§ **Goal**:
Repeat the material exactly, leaving nothing out.

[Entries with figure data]
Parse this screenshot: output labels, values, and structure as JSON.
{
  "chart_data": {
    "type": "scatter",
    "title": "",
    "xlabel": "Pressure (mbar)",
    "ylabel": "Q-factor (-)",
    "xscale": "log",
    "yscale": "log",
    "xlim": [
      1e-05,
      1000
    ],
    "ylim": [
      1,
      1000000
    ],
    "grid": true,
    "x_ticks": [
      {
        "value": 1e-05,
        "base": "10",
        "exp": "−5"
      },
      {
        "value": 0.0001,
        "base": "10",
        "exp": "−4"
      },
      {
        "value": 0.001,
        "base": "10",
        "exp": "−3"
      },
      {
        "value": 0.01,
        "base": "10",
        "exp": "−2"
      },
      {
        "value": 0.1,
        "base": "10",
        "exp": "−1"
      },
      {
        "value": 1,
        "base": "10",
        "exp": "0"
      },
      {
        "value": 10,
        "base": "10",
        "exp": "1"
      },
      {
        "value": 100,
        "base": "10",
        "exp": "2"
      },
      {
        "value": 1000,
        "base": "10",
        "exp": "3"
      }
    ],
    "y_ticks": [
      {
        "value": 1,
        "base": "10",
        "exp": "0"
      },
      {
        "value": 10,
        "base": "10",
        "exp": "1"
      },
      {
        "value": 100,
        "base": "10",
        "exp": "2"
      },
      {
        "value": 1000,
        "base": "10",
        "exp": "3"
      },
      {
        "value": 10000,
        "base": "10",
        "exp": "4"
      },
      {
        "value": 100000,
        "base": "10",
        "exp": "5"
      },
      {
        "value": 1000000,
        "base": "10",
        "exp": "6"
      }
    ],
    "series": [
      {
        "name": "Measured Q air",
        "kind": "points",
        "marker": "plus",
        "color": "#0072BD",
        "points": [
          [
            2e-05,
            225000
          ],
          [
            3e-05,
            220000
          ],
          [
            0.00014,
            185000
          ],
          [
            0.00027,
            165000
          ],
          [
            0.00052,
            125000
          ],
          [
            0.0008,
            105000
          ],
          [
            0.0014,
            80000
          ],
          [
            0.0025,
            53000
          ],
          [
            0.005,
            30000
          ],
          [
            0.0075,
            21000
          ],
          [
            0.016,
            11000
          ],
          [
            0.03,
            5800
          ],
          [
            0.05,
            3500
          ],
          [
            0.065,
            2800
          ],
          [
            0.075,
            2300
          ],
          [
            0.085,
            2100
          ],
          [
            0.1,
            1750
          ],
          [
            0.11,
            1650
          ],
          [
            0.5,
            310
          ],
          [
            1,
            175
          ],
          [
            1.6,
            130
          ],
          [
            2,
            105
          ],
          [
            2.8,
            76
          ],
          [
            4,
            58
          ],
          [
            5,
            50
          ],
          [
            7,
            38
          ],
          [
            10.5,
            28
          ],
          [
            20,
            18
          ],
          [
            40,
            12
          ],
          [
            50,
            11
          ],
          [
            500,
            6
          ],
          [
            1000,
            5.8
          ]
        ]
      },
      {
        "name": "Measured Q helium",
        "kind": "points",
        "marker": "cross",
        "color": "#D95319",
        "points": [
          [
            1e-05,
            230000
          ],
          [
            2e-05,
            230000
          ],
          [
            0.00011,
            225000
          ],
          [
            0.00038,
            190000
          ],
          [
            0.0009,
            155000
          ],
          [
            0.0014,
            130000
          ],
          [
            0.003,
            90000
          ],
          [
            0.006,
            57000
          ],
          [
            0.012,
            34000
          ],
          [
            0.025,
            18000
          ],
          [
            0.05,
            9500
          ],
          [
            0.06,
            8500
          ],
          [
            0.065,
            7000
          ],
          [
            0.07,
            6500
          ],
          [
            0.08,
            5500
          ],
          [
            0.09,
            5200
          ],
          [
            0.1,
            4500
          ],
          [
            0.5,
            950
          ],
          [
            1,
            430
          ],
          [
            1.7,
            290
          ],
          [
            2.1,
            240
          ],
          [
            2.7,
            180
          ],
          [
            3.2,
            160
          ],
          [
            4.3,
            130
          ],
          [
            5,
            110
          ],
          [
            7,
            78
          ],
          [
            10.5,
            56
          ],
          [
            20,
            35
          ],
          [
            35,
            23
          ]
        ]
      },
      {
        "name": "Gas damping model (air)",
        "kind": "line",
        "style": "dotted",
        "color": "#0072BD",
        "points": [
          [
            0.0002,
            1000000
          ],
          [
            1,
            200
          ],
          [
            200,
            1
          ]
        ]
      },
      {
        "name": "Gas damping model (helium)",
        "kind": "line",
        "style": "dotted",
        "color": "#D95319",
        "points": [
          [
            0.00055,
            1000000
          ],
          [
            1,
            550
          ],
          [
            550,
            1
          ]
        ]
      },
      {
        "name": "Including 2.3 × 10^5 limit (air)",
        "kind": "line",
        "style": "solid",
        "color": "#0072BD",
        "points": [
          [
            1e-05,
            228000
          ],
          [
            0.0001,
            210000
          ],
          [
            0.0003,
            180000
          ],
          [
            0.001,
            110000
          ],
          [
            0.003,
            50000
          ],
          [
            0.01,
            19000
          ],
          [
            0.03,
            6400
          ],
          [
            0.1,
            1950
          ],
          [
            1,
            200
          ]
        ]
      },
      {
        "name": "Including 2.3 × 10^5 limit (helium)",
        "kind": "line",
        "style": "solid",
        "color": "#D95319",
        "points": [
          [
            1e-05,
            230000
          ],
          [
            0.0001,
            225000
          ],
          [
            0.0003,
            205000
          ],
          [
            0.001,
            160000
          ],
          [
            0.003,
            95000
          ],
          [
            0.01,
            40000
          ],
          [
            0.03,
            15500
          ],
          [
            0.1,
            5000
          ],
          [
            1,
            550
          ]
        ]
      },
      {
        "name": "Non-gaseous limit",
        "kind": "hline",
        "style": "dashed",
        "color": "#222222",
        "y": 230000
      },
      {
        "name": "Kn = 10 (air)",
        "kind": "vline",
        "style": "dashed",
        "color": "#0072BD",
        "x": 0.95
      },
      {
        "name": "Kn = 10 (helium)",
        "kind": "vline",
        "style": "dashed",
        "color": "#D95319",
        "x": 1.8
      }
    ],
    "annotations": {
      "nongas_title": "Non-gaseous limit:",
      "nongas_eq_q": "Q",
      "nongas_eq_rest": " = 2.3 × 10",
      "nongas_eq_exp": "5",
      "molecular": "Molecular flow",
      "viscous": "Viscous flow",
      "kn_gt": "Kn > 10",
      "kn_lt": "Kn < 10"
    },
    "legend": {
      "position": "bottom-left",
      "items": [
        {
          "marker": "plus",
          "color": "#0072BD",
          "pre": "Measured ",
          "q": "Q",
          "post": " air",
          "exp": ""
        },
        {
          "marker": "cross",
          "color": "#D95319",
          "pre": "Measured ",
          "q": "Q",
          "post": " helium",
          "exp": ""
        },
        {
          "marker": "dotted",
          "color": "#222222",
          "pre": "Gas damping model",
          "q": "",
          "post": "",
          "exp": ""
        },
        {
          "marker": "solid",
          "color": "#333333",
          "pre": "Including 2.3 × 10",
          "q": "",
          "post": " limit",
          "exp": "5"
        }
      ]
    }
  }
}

§ **Solved problem**:
Parse this screenshot: output labels, values, and structure as JSON.
{
  "chart_data": {
    "type": "scatter",
    "title": "",
    "xlabel": "Pressure (mbar)",
    "ylabel": "Q-factor (-)",
    "xscale": "log",
    "yscale": "log",
    "xlim": [
      1e-05,
      1000
    ],
    "ylim": [
      1,
      1000000
    ],
    "grid": true,
    "x_ticks": [
      {
        "value": 1e-05,
        "base": "10",
        "exp": "−5"
      },
      {
        "value": 0.0001,
        "base": "10",
        "exp": "−4"
      },
      {
        "value": 0.001,
        "base": "10",
        "exp": "−3"
      },
      {
        "value": 0.01,
        "base": "10",
        "exp": "−2"
      },
      {
        "value": 0.1,
        "base": "10",
        "exp": "−1"
      },
      {
        "value": 1,
        "base": "10",
        "exp": "0"
      },
      {
        "value": 10,
        "base": "10",
        "exp": "1"
      },
      {
        "value": 100,
        "base": "10",
        "exp": "2"
      },
      {
        "value": 1000,
        "base": "10",
        "exp": "3"
      }
    ],
    "y_ticks": [
      {
        "value": 1,
        "base": "10",
        "exp": "0"
      },
      {
        "value": 10,
        "base": "10",
        "exp": "1"
      },
      {
        "value": 100,
        "base": "10",
        "exp": "2"
      },
      {
        "value": 1000,
        "base": "10",
        "exp": "3"
      },
      {
        "value": 10000,
        "base": "10",
        "exp": "4"
      },
      {
        "value": 100000,
        "base": "10",
        "exp": "5"
      },
      {
        "value": 1000000,
        "base": "10",
        "exp": "6"
      }
    ],
    "series": [
      {
        "name": "Measured Q air",
        "kind": "points",
        "marker": "plus",
        "color": "#0072BD",
        "points": [
          [
            2e-05,
            225000
          ],
          [
            3e-05,
            220000
          ],
          [
            0.00014,
            185000
          ],
          [
            0.00027,
            165000
          ],
          [
            0.00052,
            125000
          ],
          [
            0.0008,
            105000
          ],
          [
            0.0014,
            80000
          ],
          [
            0.0025,
            53000
          ],
          [
            0.005,
            30000
          ],
          [
            0.0075,
            21000
          ],
          [
            0.016,
            11000
          ],
          [
            0.03,
            5800
          ],
          [
            0.05,
            3500
          ],
          [
            0.065,
            2800
          ],
          [
            0.075,
            2300
          ],
          [
            0.085,
            2100
          ],
          [
            0.1,
            1750
          ],
          [
            0.11,
            1650
          ],
          [
            0.5,
            310
          ],
          [
            1,
            175
          ],
          [
            1.6,
            130
          ],
          [
            2,
            105
          ],
          [
            2.8,
            76
          ],
          [
            4,
            58
          ],
          [
            5,
            50
          ],
          [
            7,
            38
          ],
          [
            10.5,
            28
          ],
          [
            20,
            18
          ],
          [
            40,
            12
          ],
          [
            50,
            11
          ],
          [
            500,
            6
          ],
          [
            1000,
            5.8
          ]
        ]
      },
      {
        "name": "Measured Q helium",
        "kind": "points",
        "marker": "cross",
        "color": "#D95319",
        "points": [
          [
            1e-05,
            230000
          ],
          [
            2e-05,
            230000
          ],
          [
            0.00011,
            225000
          ],
          [
            0.00038,
            190000
          ],
          [
            0.0009,
            155000
          ],
          [
            0.0014,
            130000
          ],
          [
            0.003,
            90000
          ],
          [
            0.006,
            57000
          ],
          [
            0.012,
            34000
          ],
          [
            0.025,
            18000
          ],
          [
            0.05,
            9500
          ],
          [
            0.06,
            8500
          ],
          [
            0.065,
            7000
          ],
          [
            0.07,
            6500
          ],
          [
            0.08,
            5500
          ],
          [
            0.09,
            5200
          ],
          [
            0.1,
            4500
          ],
          [
            0.5,
            950
          ],
          [
            1,
            430
          ],
          [
            1.7,
            290
          ],
          [
            2.1,
            240
          ],
          [
            2.7,
            180
          ],
          [
            3.2,
            160
          ],
          [
            4.3,
            130
          ],
          [
            5,
            110
          ],
          [
            7,
            78
          ],
          [
            10.5,
            56
          ],
          [
            20,
            35
          ],
          [
            35,
            23
          ]
        ]
      },
      {
        "name": "Gas damping model (air)",
        "kind": "line",
        "style": "dotted",
        "color": "#0072BD",
        "points": [
          [
            0.0002,
            1000000
          ],
          [
            1,
            200
          ],
          [
            200,
            1
          ]
        ]
      },
      {
        "name": "Gas damping model (helium)",
        "kind": "line",
        "style": "dotted",
        "color": "#D95319",
        "points": [
          [
            0.00055,
            1000000
          ],
          [
            1,
            550
          ],
          [
            550,
            1
          ]
        ]
      },
      {
        "name": "Including 2.3 × 10^5 limit (air)",
        "kind": "line",
        "style": "solid",
        "color": "#0072BD",
        "points": [
          [
            1e-05,
            228000
          ],
          [
            0.0001,
            210000
          ],
          [
            0.0003,
            180000
          ],
          [
            0.001,
            110000
          ],
          [
            0.003,
            50000
          ],
          [
            0.01,
            19000
          ],
          [
            0.03,
            6400
          ],
          [
            0.1,
            1950
          ],
          [
            1,
            200
          ]
        ]
      },
      {
        "name": "Including 2.3 × 10^5 limit (helium)",
        "kind": "line",
        "style": "solid",
        "color": "#D95319",
        "points": [
          [
            1e-05,
            230000
          ],
          [
            0.0001,
            225000
          ],
          [
            0.0003,
            205000
          ],
          [
            0.001,
            160000
          ],
          [
            0.003,
            95000
          ],
          [
            0.01,
            40000
          ],
          [
            0.03,
            15500
          ],
          [
            0.1,
            5000
          ],
          [
            1,
            550
          ]
        ]
      },
      {
        "name": "Non-gaseous limit",
        "kind": "hline",
        "style": "dashed",
        "color": "#222222",
        "y": 230000
      },
      {
        "name": "Kn = 10 (air)",
        "kind": "vline",
        "style": "dashed",
        "color": "#0072BD",
        "x": 0.95
      },
      {
        "name": "Kn = 10 (helium)",
        "kind": "vline",
        "style": "dashed",
        "color": "#D95319",
        "x": 1.8
      }
    ],
    "annotations": {
      "nongas_title": "Non-gaseous limit:",
      "nongas_eq_q": "Q",
      "nongas_eq_rest": " = 2.3 × 10",
      "nongas_eq_exp": "5",
      "molecular": "Molecular flow",
      "viscous": "Viscous flow",
      "kn_gt": "Kn > 10",
      "kn_lt": "Kn < 10"
    },
    "legend": {
      "position": "bottom-left",
      "items": [
        {
          "marker": "plus",
          "color": "#0072BD",
          "pre": "Measured ",
          "q": "Q",
          "post": " air",
          "exp": ""
        },
        {
          "marker": "cross",
          "color": "#D95319",
          "pre": "Measured ",
          "q": "Q",
          "post": " helium",
          "exp": ""
        },
        {
          "marker": "dotted",
          "color": "#222222",
          "pre": "Gas damping model",
          "q": "",
          "post": "",
          "exp": ""
        },
        {
          "marker": "solid",
          "color": "#333333",
          "pre": "Including 2.3 × 10",
          "q": "",
          "post": " limit",
          "exp": "5"
        }
      ]
    }
  }
}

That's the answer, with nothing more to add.